====== Supplied information ======

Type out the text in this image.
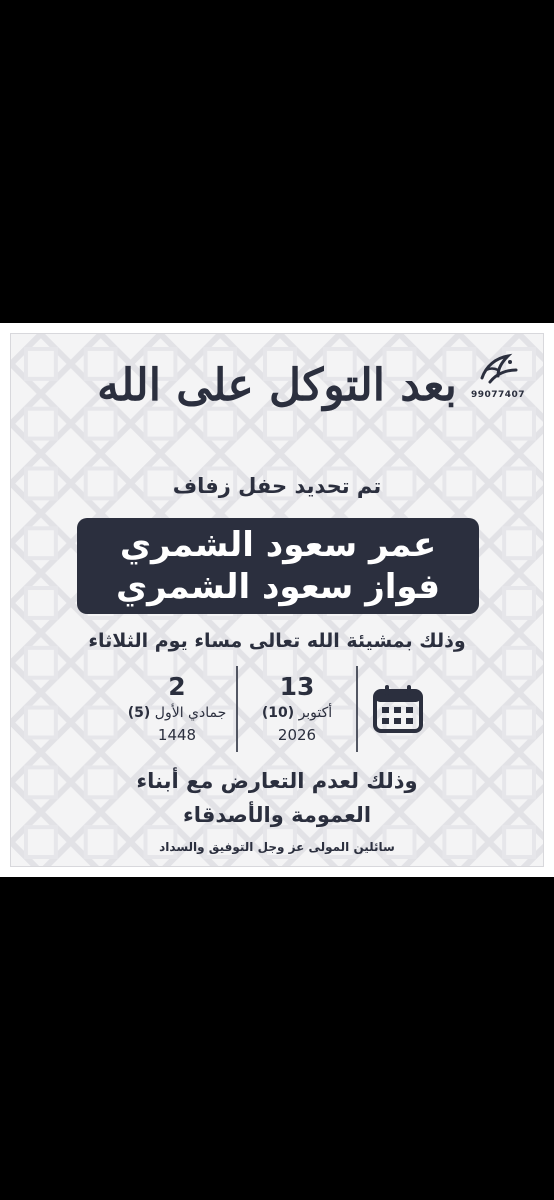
99077407
بعد التوكل على الله
تم تحديد حفل زفاف
عمر سعود الشمري
فواز سعود الشمري
وذلك بمشيئة الله تعالى مساء يوم الثلاثاء
13
أكتوبر (10)
2026
2
جمادي الأول (5)
1448
وذلك لعدم التعارض مع أبناء
العمومة والأصدقاء
سائلين المولى عز وجل التوفيق والسداد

======

* Problem details:
Find each line holding "الله". Copy it out.

* Full response:
بعد التوكل على الله
وذلك بمشيئة الله تعالى مساء يوم الثلاثاء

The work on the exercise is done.